■ **REQUIREMENT**
Every line containing the word "verified" needs to be found and copied.

■ **RECORDS FOR THIS TASK**
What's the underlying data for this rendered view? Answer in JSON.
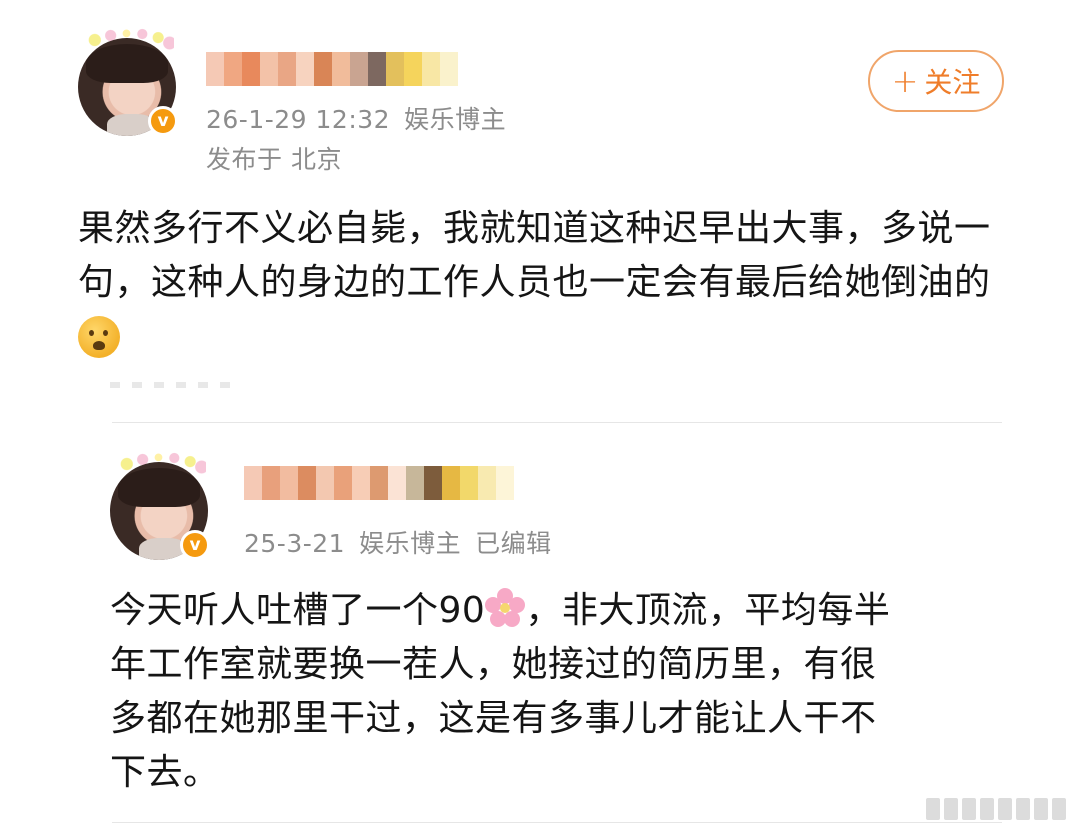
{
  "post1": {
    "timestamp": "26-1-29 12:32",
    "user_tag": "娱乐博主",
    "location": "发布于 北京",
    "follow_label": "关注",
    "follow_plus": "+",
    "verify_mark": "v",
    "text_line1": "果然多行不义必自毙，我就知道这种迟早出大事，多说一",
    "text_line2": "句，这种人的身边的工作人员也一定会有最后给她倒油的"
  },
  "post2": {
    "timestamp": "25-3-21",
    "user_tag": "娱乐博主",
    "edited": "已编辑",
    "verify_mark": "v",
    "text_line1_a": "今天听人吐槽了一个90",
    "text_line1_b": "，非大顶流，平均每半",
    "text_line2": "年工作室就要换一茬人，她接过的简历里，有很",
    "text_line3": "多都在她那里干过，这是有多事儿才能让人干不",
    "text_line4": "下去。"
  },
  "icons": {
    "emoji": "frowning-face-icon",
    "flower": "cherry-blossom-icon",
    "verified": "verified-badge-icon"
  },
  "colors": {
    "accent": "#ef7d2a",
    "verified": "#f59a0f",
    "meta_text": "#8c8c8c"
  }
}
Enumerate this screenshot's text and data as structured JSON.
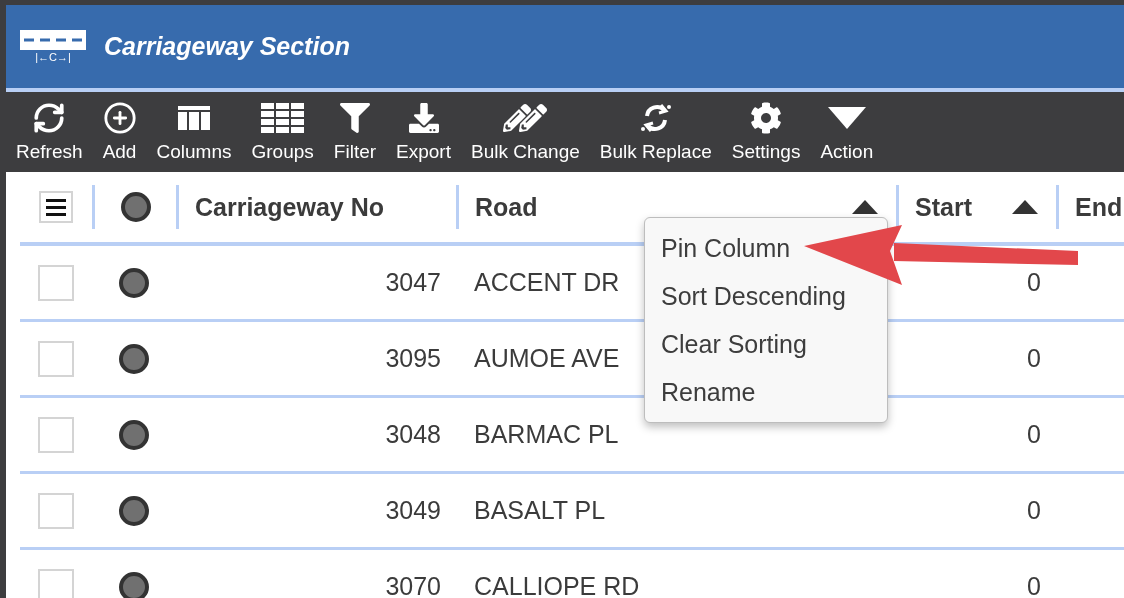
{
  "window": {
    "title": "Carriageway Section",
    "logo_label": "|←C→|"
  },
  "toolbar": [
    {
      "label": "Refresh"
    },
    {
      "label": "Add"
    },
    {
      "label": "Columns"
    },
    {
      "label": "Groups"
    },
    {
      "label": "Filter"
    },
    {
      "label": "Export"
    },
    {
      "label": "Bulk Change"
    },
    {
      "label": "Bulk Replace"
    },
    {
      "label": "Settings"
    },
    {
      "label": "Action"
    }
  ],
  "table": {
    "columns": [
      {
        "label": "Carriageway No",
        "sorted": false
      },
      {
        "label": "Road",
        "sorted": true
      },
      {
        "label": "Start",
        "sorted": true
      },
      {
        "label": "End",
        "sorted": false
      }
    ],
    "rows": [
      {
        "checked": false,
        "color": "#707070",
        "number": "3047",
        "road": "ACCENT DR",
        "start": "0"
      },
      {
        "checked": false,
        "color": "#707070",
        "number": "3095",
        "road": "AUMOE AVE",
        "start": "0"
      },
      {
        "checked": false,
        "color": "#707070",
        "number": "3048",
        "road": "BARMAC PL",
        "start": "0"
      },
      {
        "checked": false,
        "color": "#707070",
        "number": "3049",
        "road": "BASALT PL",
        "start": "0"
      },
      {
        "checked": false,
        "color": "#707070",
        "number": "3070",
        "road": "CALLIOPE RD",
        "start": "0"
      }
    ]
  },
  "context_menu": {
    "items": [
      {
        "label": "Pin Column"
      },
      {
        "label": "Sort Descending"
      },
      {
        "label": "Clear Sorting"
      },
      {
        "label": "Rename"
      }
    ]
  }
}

■ **ANSWER FOR THIS EXERCISE**
    "verified": "verified-badge-icon"
    "verified": "#f59a0f",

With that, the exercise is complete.